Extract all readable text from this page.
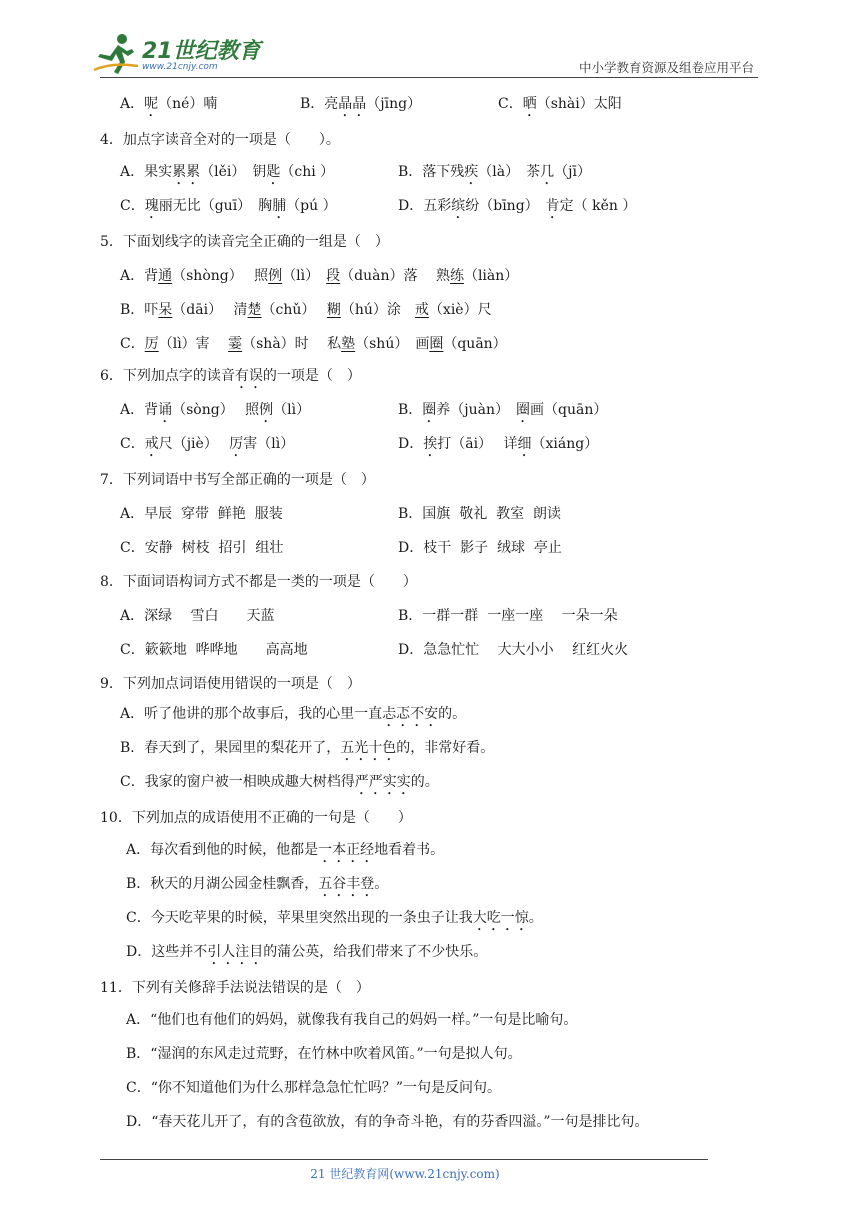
21世纪教育
www.21cnjy.com	中小学教育资源及组卷应用平台
A．呢（né）喃	B．亮晶晶（jīng）	C．晒（shài）太阳
4．加点字读音全对的一项是（　　）。
A．果实累累（lěi）　钥匙（chi ）	B．落下残疾（là）　茶几（jī）
C．瑰丽无比（guī）　胸脯（pú ）	D．五彩缤纷（bīng）　肯定（ kěn ）
5．下面划线字的读音完全正确的一组是（　）
A．背通（shòng）　 照例（lì）　段（duàn）落　 熟练（liàn）
B．吓呆（dāi）　 清楚（chǔ）　 糊（hú）涂　戒（xiè）尺
C．厉（lì）害　 霎（shà）时　 私塾（shú）　画圈（quān）
6．下列加点字的读音有误的一项是（　）
A．背诵（sòng）　 照例（lì）	B．圈养（juàn）　圈画（quān）
C．戒尺（jiè）　 厉害（lì）	D．挨打（āi）　 详细（xiáng）
7．下列词语中书写全部正确的一项是（　）
A．早辰  穿带  鲜艳  服装	B．国旗  敬礼  教室  朗读
C．安静  树枝  招引  组壮	D．枝干  影子  绒球  亭止
8．下面词语构词方式不都是一类的一项是（　　）
A．深绿　 雪白　　天蓝	B．一群一群  一座一座　 一朵一朵
C．簌簌地  哗哗地　　高高地	D．急急忙忙　 大大小小　 红红火火
9．下列加点词语使用错误的一项是（　）
A．听了他讲的那个故事后，我的心里一直忐忑不安的。
B．春天到了，果园里的梨花开了，五光十色的，非常好看。
C．我家的窗户被一相映成趣大树档得严严实实的。
10．下列加点的成语使用不正确的一句是（　　）
A．每次看到他的时候，他都是一本正经地看着书。
B．秋天的月湖公园金桂飘香，五谷丰登。
C．今天吃苹果的时候，苹果里突然出现的一条虫子让我大吃一惊。
D．这些并不引人注目的蒲公英，给我们带来了不少快乐。
11．下列有关修辞手法说法错误的是（　）
A．“他们也有他们的妈妈，就像我有我自己的妈妈一样。”一句是比喻句。
B．“湿润的东风走过荒野，在竹林中吹着风笛。”一句是拟人句。
C．“你不知道他们为什么那样急急忙忙吗？”一句是反问句。
D．“春天花儿开了，有的含苞欲放，有的争奇斗艳，有的芬香四溢。”一句是排比句。
21 世纪教育网(www.21cnjy.com)
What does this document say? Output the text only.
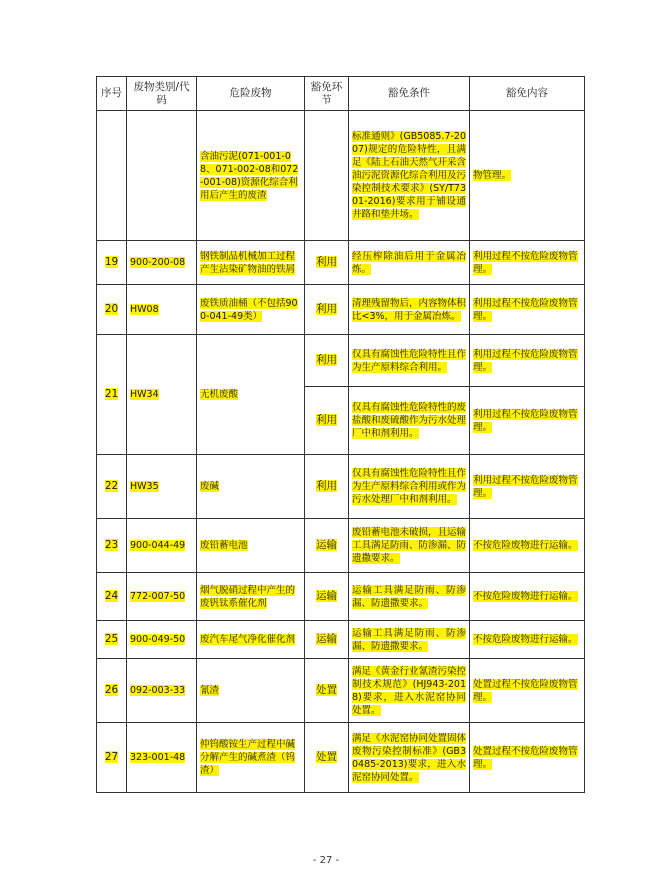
序号	废物类别/代码	危险废物	豁免环节	豁免条件	豁免内容
		含油污泥(071-001-08、071-002-08和072-001-08)资源化综合利用后产生的废渣		标准通则》(GB5085.7-2007)规定的危险特性，且满足《陆上石油天然气开采含油污泥资源化综合利用及污染控制技术要求》(SY/T7301-2016)要求用于铺设通井路和垫井场。	物管理。
19	900-200-08	钢铁制品机械加工过程产生沾染矿物油的铁屑	利用	经压榨除油后用于金属冶炼。	利用过程不按危险废物管理。
20	HW08	废铁质油桶（不包括900-041-49类）	利用	清理残留物后，内容物体积比<3%，用于金属冶炼。	利用过程不按危险废物管理。
21	HW34	无机废酸	利用	仅具有腐蚀性危险特性且作为生产原料综合利用。	利用过程不按危险废物管理。
			利用	仅具有腐蚀性危险特性的废盐酸和废硫酸作为污水处理厂中和剂利用。	利用过程不按危险废物管理。
22	HW35	废碱	利用	仅具有腐蚀性危险特性且作为生产原料综合利用或作为污水处理厂中和剂利用。	利用过程不按危险废物管理。
23	900-044-49	废铅蓄电池	运输	废铅蓄电池未破损，且运输工具满足防雨、防渗漏、防遗撒要求。	不按危险废物进行运输。
24	772-007-50	烟气脱硝过程中产生的废钒钛系催化剂	运输	运输工具满足防雨、防渗漏、防遗撒要求。	不按危险废物进行运输。
25	900-049-50	废汽车尾气净化催化剂	运输	运输工具满足防雨、防渗漏、防遗撒要求。	不按危险废物进行运输。
26	092-003-33	氰渣	处置	满足《黄金行业氰渣污染控制技术规范》(HJ943-2018)要求，进入水泥窑协同处置。	处置过程不按危险废物管理。
27	323-001-48	仲钨酸铵生产过程中碱分解产生的碱煮渣（钨渣）	处置	满足《水泥窑协同处置固体废物污染控制标准》(GB30485-2013)要求，进入水泥窑协同处置。	处置过程不按危险废物管理。
- 27 -
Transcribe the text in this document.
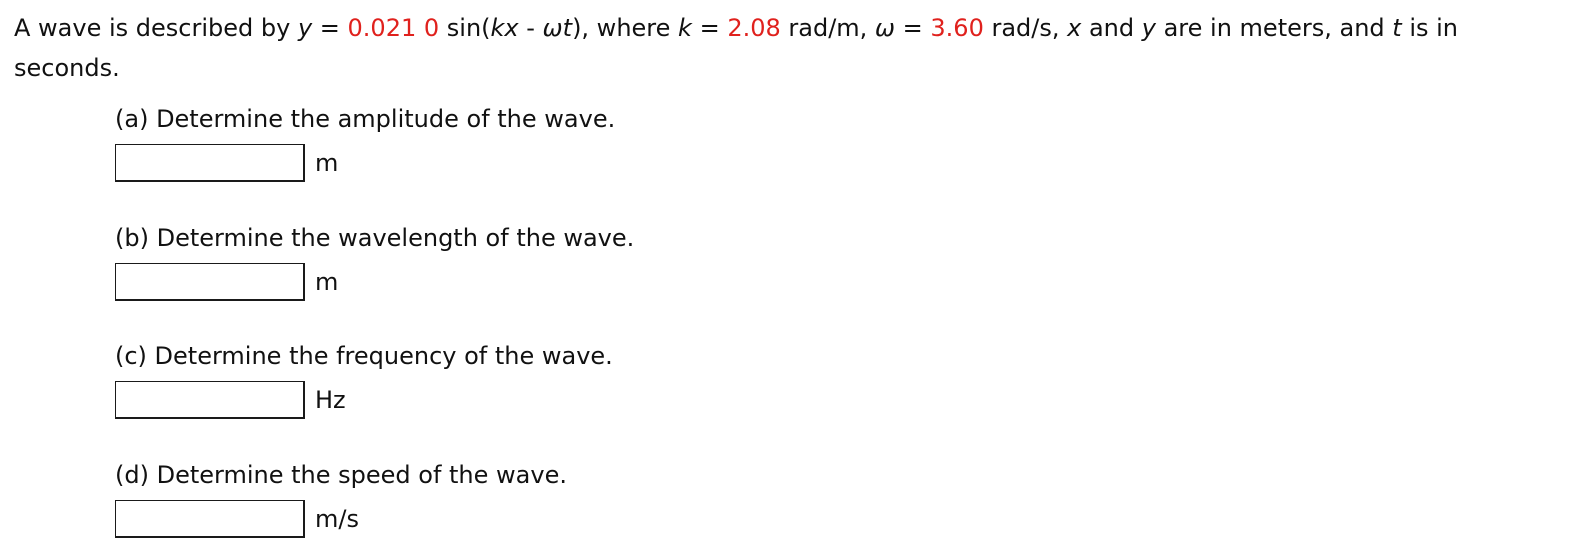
A wave is described by y = 0.021 0 sin(kx - ωt), where k = 2.08 rad/m, ω = 3.60 rad/s, x and y are in meters, and t is in
seconds.
(a) Determine the amplitude of the wave.
m
(b) Determine the wavelength of the wave.
m
(c) Determine the frequency of the wave.
Hz
(d) Determine the speed of the wave.
m/s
□ □ □ □ □
Collect every line with the string "进入水泥窑协同处置" from the records, and copy each.

#### [EXPECTED OUTPUT]
26	092-003-33	氰渣	处置	满足《黄金行业氰渣污染控制技术规范》(HJ943-2018)要求，进入水泥窑协同处置。	处置过程不按危险废物管理。
27	323-001-48	仲钨酸铵生产过程中碱分解产生的碱煮渣（钨渣）	处置	满足《水泥窑协同处置固体废物污染控制标准》(GB30485-2013)要求，进入水泥窑协同处置。	处置过程不按危险废物管理。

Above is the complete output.